-- START OF Given records --
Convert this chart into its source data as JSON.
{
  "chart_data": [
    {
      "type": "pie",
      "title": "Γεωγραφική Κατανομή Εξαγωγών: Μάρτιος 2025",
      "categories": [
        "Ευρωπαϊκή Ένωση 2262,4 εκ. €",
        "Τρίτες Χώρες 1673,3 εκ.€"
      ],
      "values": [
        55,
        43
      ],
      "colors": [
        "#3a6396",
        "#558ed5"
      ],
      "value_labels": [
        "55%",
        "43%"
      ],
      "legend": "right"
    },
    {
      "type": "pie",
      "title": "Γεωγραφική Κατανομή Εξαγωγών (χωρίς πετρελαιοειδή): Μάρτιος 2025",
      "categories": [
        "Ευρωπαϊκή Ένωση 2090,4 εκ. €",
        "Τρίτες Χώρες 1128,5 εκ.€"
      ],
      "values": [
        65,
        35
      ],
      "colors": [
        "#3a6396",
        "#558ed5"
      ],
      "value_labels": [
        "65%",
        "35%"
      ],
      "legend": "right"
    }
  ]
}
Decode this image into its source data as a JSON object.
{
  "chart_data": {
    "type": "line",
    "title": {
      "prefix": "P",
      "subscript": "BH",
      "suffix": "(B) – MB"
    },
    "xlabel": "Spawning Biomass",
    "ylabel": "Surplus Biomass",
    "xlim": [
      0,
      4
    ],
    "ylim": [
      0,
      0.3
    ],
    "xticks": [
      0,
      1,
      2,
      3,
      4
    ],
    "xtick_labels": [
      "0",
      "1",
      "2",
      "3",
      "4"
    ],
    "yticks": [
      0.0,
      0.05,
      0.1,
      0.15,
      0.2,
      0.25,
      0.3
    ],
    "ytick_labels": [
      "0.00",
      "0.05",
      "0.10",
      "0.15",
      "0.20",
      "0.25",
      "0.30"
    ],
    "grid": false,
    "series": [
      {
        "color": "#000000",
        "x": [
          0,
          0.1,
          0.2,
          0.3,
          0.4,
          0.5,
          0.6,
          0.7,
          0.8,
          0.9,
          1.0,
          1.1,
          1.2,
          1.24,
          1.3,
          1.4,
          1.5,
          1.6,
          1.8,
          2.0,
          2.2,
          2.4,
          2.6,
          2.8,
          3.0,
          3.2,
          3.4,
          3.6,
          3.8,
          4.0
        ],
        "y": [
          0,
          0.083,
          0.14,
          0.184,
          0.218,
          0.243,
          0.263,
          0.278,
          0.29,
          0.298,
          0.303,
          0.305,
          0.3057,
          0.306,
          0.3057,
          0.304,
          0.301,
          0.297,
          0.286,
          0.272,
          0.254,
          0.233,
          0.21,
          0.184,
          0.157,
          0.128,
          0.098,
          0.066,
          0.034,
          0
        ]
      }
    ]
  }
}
-- END OF Given records --
Objective
Lines of the listing that contain the word "Ευρωπαϊκή" are to be counted; report only their number.

Answer
2